Problem to solve -
Omit the pictures and output every entry below exactly as written.

================================

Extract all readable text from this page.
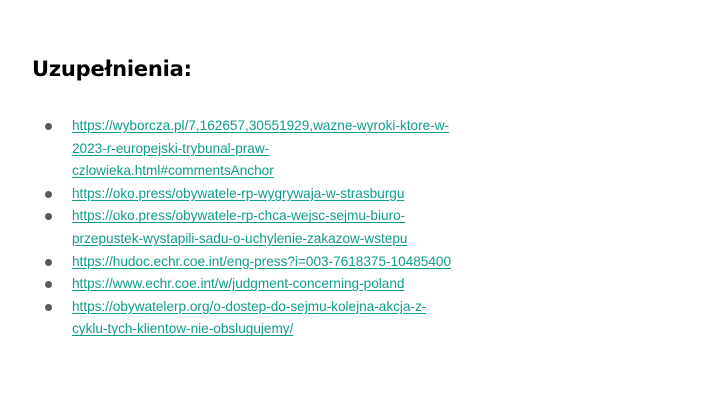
Uzupełnienia:
https://wyborcza.pl/7,162657,30551929,wazne-wyroki-ktore-w-
2023-r-europejski-trybunal-praw-
czlowieka.html#commentsAnchor
https://oko.press/obywatele-rp-wygrywaja-w-strasburgu
https://oko.press/obywatele-rp-chca-wejsc-sejmu-biuro-
przepustek-wystapili-sadu-o-uchylenie-zakazow-wstepu
https://hudoc.echr.coe.int/eng-press?i=003-7618375-10485400
https://www.echr.coe.int/w/judgment-concerning-poland
https://obywatelerp.org/o-dostep-do-sejmu-kolejna-akcja-z-
cyklu-tych-klientow-nie-obslugujemy/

================================

Problem solution -
Extract all readable text from this page.
Uzupełnienia:
https://wyborcza.pl/7,162657,30551929,wazne-wyroki-ktore-w-
2023-r-europejski-trybunal-praw-
czlowieka.html#commentsAnchor
https://oko.press/obywatele-rp-wygrywaja-w-strasburgu
https://oko.press/obywatele-rp-chca-wejsc-sejmu-biuro-
przepustek-wystapili-sadu-o-uchylenie-zakazow-wstepu
https://hudoc.echr.coe.int/eng-press?i=003-7618375-10485400
https://www.echr.coe.int/w/judgment-concerning-poland
https://obywatelerp.org/o-dostep-do-sejmu-kolejna-akcja-z-
cyklu-tych-klientow-nie-obslugujemy/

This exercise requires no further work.